▶ [Requirement]:
Every entry must be echoed exactly.

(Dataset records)
>>>

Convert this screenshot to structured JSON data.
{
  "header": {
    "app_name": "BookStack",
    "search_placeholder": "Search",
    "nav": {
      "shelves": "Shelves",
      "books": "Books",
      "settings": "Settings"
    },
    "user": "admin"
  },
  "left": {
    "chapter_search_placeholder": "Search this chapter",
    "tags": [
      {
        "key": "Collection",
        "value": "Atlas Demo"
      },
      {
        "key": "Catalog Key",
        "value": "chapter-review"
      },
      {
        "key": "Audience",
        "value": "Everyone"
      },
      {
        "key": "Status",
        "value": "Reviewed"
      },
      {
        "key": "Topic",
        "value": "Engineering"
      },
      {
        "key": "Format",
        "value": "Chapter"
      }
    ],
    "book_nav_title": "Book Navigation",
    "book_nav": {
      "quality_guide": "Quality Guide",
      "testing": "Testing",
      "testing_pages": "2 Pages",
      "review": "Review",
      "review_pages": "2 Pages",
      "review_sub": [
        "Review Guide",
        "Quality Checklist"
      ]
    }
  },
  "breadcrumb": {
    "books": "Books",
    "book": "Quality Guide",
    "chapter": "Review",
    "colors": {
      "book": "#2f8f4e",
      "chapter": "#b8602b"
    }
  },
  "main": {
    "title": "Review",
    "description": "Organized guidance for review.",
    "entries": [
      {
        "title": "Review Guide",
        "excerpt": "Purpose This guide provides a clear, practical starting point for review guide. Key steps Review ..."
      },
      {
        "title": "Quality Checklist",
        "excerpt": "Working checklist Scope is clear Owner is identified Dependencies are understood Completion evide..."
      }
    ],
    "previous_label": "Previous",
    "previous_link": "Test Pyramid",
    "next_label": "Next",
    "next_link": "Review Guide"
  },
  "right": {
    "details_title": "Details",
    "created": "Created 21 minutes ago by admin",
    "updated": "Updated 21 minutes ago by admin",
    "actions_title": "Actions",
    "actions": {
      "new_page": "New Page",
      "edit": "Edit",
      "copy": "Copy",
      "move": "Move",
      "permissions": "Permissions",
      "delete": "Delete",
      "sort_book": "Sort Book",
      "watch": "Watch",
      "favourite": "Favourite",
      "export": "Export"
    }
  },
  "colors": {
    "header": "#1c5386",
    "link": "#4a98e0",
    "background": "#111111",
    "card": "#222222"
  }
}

<<<

▶ [Correct answer]:
Convert this screenshot to structured JSON data.
{
  "header": {
    "app_name": "BookStack",
    "search_placeholder": "Search",
    "nav": {
      "shelves": "Shelves",
      "books": "Books",
      "settings": "Settings"
    },
    "user": "admin"
  },
  "left": {
    "chapter_search_placeholder": "Search this chapter",
    "tags": [
      {
        "key": "Collection",
        "value": "Atlas Demo"
      },
      {
        "key": "Catalog Key",
        "value": "chapter-review"
      },
      {
        "key": "Audience",
        "value": "Everyone"
      },
      {
        "key": "Status",
        "value": "Reviewed"
      },
      {
        "key": "Topic",
        "value": "Engineering"
      },
      {
        "key": "Format",
        "value": "Chapter"
      }
    ],
    "book_nav_title": "Book Navigation",
    "book_nav": {
      "quality_guide": "Quality Guide",
      "testing": "Testing",
      "testing_pages": "2 Pages",
      "review": "Review",
      "review_pages": "2 Pages",
      "review_sub": [
        "Review Guide",
        "Quality Checklist"
      ]
    }
  },
  "breadcrumb": {
    "books": "Books",
    "book": "Quality Guide",
    "chapter": "Review",
    "colors": {
      "book": "#2f8f4e",
      "chapter": "#b8602b"
    }
  },
  "main": {
    "title": "Review",
    "description": "Organized guidance for review.",
    "entries": [
      {
        "title": "Review Guide",
        "excerpt": "Purpose This guide provides a clear, practical starting point for review guide. Key steps Review ..."
      },
      {
        "title": "Quality Checklist",
        "excerpt": "Working checklist Scope is clear Owner is identified Dependencies are understood Completion evide..."
      }
    ],
    "previous_label": "Previous",
    "previous_link": "Test Pyramid",
    "next_label": "Next",
    "next_link": "Review Guide"
  },
  "right": {
    "details_title": "Details",
    "created": "Created 21 minutes ago by admin",
    "updated": "Updated 21 minutes ago by admin",
    "actions_title": "Actions",
    "actions": {
      "new_page": "New Page",
      "edit": "Edit",
      "copy": "Copy",
      "move": "Move",
      "permissions": "Permissions",
      "delete": "Delete",
      "sort_book": "Sort Book",
      "watch": "Watch",
      "favourite": "Favourite",
      "export": "Export"
    }
  },
  "colors": {
    "header": "#1c5386",
    "link": "#4a98e0",
    "background": "#111111",
    "card": "#222222"
  }
}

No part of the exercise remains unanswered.